WHAT IS REQUIRED ::
State how many lines in the records contain the string "checkbox", counting only exact case matches. Give only the number.

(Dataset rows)

○ ○ ○

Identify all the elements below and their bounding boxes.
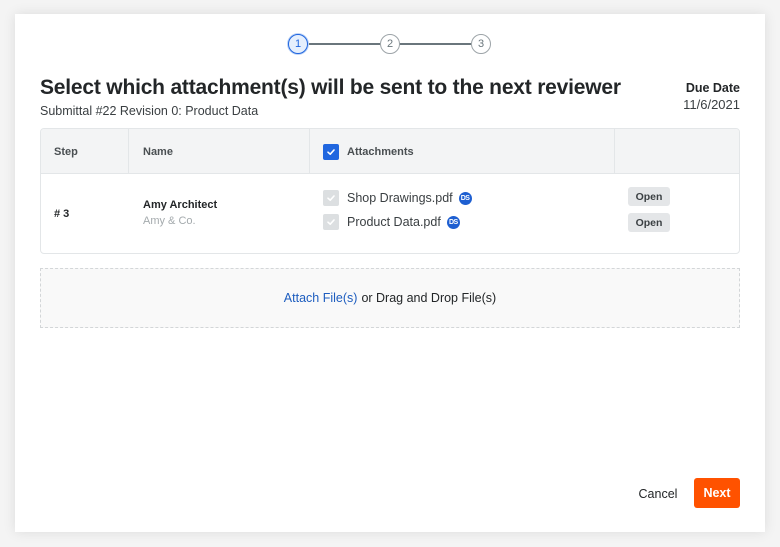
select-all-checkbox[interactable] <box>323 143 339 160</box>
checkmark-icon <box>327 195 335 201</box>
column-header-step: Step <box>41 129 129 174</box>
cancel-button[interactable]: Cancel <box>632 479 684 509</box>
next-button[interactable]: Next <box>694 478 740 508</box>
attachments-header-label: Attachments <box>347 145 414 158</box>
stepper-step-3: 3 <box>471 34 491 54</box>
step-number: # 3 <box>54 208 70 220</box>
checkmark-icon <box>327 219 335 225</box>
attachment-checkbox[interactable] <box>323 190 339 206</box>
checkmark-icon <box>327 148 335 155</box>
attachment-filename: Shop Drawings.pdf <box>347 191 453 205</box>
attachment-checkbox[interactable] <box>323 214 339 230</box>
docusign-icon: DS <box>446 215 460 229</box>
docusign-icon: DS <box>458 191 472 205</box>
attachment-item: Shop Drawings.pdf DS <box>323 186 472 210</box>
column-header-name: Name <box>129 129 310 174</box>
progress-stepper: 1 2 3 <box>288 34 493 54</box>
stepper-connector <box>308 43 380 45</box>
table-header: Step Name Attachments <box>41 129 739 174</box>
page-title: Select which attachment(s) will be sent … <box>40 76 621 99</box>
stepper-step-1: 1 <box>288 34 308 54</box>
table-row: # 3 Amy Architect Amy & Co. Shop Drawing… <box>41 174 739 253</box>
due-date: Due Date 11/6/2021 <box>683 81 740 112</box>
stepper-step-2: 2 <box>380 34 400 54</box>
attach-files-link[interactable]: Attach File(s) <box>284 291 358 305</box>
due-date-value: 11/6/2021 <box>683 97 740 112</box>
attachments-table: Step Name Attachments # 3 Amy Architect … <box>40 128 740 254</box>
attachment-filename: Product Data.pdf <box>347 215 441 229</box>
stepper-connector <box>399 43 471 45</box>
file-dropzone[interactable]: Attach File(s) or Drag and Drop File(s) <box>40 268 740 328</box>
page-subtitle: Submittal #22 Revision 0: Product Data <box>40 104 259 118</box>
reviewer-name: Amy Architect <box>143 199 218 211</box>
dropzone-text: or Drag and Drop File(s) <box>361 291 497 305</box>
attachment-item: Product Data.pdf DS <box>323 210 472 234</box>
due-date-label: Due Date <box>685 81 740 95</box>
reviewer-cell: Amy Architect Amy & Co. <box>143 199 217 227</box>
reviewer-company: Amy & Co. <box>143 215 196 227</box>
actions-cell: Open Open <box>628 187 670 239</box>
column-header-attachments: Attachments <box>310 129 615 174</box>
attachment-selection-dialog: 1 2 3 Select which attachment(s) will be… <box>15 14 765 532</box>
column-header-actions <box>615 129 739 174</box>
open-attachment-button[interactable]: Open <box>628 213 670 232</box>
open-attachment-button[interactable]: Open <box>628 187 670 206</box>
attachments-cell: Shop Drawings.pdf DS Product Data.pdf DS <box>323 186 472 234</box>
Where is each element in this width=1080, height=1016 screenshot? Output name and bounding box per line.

○ ○ ○

EXERCISE RESPONSE ::
3